Start of Record set
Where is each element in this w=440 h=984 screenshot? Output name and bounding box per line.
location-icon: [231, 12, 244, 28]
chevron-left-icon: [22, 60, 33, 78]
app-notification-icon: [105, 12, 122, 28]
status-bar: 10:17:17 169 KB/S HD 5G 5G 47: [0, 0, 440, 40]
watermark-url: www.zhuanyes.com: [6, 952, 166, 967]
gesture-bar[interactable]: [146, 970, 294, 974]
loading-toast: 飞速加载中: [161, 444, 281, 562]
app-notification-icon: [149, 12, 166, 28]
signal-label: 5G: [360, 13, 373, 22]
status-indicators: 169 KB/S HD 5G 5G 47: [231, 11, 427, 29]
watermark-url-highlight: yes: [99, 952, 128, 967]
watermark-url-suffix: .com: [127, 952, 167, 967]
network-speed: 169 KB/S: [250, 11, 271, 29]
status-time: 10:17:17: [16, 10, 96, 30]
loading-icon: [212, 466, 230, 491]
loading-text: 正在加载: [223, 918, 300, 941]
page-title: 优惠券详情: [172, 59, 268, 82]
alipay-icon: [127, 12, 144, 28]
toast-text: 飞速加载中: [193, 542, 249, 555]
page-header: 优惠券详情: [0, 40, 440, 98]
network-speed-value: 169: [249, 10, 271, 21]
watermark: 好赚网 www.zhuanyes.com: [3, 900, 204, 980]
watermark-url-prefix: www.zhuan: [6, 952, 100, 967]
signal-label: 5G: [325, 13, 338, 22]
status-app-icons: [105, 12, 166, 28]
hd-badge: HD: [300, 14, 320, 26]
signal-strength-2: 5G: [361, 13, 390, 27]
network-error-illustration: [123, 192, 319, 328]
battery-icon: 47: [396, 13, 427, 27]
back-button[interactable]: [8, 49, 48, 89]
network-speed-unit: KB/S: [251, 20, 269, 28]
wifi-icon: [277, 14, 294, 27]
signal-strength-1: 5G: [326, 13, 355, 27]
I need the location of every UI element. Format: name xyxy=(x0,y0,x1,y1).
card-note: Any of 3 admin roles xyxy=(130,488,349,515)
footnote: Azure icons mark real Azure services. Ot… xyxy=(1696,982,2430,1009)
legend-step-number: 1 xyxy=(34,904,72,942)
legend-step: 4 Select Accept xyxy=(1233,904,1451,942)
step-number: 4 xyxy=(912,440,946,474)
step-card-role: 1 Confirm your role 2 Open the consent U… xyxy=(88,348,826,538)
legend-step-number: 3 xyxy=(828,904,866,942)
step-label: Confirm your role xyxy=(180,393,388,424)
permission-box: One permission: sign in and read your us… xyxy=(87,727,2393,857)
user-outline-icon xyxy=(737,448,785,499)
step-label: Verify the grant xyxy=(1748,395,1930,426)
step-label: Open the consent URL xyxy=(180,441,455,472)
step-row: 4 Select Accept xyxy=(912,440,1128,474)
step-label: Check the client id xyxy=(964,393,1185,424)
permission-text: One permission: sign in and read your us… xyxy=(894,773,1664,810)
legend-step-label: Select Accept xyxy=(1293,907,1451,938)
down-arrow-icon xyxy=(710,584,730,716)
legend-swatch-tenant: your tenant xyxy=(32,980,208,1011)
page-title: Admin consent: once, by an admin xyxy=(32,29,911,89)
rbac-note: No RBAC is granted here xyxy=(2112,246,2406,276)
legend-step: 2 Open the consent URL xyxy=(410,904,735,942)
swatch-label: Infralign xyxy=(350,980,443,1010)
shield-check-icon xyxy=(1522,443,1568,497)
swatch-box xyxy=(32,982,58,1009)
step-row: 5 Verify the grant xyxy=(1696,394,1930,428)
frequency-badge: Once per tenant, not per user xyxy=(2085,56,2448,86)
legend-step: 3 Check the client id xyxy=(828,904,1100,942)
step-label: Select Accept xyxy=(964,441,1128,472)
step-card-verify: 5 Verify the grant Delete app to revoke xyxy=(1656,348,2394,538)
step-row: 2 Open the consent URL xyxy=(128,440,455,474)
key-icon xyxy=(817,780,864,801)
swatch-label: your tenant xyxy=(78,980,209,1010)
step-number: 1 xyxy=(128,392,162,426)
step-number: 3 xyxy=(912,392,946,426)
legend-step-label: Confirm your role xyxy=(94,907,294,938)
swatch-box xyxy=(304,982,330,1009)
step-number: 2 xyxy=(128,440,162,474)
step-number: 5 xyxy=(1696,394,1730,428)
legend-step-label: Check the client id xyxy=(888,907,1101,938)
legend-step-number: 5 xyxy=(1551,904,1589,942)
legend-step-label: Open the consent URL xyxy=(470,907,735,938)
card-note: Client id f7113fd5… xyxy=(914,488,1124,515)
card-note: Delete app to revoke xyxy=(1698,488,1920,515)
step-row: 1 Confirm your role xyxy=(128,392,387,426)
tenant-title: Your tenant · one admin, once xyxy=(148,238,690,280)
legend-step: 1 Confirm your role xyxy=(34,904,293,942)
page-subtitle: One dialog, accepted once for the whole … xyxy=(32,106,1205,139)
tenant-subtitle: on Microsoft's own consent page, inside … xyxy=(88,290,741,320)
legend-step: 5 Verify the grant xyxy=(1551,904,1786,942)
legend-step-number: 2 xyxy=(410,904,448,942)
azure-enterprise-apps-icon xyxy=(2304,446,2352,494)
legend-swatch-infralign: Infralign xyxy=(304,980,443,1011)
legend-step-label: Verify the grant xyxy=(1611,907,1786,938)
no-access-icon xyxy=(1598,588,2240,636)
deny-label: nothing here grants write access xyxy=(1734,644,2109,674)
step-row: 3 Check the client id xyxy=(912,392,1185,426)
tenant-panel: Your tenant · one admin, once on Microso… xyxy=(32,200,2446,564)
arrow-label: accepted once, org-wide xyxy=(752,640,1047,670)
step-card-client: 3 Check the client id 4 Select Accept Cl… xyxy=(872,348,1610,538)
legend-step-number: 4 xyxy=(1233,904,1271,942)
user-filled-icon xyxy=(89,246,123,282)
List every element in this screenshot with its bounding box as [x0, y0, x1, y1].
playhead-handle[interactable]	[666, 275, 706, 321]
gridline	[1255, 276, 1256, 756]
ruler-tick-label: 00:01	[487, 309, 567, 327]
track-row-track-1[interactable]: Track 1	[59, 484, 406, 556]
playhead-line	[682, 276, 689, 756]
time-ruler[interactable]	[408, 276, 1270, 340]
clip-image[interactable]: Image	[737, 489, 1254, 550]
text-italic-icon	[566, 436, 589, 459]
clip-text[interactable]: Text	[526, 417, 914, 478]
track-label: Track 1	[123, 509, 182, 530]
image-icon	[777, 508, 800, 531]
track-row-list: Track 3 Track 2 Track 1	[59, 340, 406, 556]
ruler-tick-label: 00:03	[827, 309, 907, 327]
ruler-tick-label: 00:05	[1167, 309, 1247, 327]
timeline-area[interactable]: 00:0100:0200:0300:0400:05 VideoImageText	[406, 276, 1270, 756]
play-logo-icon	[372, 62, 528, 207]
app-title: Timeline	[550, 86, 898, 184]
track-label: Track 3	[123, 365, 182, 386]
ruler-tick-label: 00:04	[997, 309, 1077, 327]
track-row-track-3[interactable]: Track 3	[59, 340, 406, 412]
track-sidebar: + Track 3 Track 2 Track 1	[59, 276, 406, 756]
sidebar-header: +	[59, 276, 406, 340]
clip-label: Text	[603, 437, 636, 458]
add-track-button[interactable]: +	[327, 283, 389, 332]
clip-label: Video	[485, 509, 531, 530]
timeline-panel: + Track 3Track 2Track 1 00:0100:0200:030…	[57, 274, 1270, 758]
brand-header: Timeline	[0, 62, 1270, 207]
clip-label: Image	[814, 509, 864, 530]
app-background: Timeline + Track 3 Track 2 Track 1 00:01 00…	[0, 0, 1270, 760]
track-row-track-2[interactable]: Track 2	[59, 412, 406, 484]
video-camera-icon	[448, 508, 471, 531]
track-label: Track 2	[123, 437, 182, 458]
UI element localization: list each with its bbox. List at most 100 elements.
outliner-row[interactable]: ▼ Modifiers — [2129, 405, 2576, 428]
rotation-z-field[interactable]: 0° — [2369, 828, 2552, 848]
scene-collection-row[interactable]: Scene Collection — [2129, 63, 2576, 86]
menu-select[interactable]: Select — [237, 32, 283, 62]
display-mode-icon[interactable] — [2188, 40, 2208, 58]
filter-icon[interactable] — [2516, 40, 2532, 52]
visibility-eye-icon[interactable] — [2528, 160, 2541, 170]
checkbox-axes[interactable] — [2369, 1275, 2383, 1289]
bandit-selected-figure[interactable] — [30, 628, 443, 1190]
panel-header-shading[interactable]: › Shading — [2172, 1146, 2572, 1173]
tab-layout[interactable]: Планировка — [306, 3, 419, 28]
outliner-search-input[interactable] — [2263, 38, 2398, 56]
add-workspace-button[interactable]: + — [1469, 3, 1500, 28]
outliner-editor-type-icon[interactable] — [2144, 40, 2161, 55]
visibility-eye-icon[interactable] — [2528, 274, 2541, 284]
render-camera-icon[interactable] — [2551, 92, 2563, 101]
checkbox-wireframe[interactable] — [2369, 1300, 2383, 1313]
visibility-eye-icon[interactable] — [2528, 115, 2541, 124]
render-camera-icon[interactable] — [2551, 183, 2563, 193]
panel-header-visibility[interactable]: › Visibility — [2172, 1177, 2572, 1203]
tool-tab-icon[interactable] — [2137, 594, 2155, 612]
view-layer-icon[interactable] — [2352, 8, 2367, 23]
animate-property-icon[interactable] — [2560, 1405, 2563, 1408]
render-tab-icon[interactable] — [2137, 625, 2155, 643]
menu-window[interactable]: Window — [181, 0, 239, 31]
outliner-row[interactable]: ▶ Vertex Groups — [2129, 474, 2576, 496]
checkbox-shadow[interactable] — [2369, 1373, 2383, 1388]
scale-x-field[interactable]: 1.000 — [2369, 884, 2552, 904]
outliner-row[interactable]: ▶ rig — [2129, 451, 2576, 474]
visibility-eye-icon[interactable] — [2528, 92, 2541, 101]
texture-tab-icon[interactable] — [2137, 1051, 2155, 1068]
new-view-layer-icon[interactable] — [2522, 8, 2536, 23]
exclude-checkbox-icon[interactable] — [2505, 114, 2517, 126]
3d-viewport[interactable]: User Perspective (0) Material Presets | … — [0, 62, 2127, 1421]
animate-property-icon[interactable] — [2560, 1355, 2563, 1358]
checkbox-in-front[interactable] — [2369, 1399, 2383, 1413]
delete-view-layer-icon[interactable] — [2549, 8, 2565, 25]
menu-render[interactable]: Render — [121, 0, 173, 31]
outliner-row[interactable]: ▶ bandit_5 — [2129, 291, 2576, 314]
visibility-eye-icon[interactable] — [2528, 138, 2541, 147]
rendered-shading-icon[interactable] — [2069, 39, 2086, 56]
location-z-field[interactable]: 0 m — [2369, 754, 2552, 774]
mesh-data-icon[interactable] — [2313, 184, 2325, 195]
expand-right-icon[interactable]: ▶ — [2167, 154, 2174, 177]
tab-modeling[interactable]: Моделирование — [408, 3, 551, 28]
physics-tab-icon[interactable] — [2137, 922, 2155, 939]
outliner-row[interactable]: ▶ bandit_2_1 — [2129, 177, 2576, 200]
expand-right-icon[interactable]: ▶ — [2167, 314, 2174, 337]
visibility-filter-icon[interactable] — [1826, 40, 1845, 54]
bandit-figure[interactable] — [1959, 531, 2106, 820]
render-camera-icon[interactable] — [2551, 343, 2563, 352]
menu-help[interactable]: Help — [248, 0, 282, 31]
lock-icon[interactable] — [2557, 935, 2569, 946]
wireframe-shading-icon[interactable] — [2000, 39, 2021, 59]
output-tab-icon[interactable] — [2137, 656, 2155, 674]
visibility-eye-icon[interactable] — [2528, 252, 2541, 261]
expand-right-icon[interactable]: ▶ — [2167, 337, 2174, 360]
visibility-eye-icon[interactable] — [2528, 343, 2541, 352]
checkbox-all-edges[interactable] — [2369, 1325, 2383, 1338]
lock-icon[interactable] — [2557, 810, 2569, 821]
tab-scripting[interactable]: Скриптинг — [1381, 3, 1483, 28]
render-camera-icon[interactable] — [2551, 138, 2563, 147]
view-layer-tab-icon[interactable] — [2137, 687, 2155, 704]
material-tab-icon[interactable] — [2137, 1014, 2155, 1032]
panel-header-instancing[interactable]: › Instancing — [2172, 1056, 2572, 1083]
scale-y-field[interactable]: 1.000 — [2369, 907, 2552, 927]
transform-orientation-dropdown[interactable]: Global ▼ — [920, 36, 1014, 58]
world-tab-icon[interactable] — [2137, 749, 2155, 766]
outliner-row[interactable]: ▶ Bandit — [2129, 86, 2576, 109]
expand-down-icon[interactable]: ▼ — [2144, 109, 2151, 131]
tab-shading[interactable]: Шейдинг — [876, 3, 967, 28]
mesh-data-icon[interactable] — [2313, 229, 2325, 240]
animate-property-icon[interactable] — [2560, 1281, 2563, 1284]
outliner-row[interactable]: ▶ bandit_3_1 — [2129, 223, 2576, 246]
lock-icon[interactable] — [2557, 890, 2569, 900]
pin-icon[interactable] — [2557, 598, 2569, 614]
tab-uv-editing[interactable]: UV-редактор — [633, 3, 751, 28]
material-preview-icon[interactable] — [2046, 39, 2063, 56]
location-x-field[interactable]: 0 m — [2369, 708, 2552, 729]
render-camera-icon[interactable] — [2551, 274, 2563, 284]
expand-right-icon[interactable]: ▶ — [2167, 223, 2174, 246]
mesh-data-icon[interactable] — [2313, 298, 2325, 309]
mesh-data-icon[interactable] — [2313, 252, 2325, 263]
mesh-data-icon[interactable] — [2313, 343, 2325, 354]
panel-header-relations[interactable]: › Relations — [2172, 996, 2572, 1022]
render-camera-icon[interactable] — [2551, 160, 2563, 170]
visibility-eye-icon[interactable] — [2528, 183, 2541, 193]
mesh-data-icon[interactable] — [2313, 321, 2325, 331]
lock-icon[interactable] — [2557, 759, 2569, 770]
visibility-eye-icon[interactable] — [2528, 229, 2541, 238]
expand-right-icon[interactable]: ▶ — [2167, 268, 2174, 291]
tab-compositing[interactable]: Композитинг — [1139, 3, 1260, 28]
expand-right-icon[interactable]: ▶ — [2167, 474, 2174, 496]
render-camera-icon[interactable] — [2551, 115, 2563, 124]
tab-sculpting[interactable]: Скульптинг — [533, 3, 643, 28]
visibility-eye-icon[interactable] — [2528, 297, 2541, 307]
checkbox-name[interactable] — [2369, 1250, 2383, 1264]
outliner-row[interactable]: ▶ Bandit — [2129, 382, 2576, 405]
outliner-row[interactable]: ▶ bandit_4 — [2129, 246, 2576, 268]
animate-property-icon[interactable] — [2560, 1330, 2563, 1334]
End of Record set
Copy, character for character, every line from the very first one up to and including the line with "legend-step-number: 1 xyxy=(34,904,72,942)".

Where is each element in this w=440 h=984 screenshot? Output name and bounding box per line.
location-icon: [231, 12, 244, 28]
chevron-left-icon: [22, 60, 33, 78]
app-notification-icon: [105, 12, 122, 28]
status-bar: 10:17:17 169 KB/S HD 5G 5G 47: [0, 0, 440, 40]
watermark-url: www.zhuanyes.com: [6, 952, 166, 967]
gesture-bar[interactable]: [146, 970, 294, 974]
loading-toast: 飞速加载中: [161, 444, 281, 562]
app-notification-icon: [149, 12, 166, 28]
signal-label: 5G: [360, 13, 373, 22]
status-indicators: 169 KB/S HD 5G 5G 47: [231, 11, 427, 29]
watermark-url-highlight: yes: [99, 952, 128, 967]
watermark-url-suffix: .com: [127, 952, 167, 967]
network-speed: 169 KB/S: [250, 11, 271, 29]
status-time: 10:17:17: [16, 10, 96, 30]
loading-icon: [212, 466, 230, 491]
loading-text: 正在加载: [223, 918, 300, 941]
page-title: 优惠券详情: [172, 59, 268, 82]
alipay-icon: [127, 12, 144, 28]
toast-text: 飞速加载中: [193, 542, 249, 555]
page-header: 优惠券详情: [0, 40, 440, 98]
network-speed-value: 169: [249, 10, 271, 21]
watermark: 好赚网 www.zhuanyes.com: [3, 900, 204, 980]
watermark-url-prefix: www.zhuan: [6, 952, 100, 967]
signal-label: 5G: [325, 13, 338, 22]
status-app-icons: [105, 12, 166, 28]
hd-badge: HD: [300, 14, 320, 26]
signal-strength-2: 5G: [361, 13, 390, 27]
network-error-illustration: [123, 192, 319, 328]
battery-icon: 47: [396, 13, 427, 27]
back-button[interactable]: [8, 49, 48, 89]
network-speed-unit: KB/S: [251, 20, 269, 28]
wifi-icon: [277, 14, 294, 27]
signal-strength-1: 5G: [326, 13, 355, 27]
I need the location of every UI element. Format: name xyxy=(x0,y0,x1,y1).
card-note: Any of 3 admin roles xyxy=(130,488,349,515)
footnote: Azure icons mark real Azure services. Ot… xyxy=(1696,982,2430,1009)
legend-step-number: 1 xyxy=(34,904,72,942)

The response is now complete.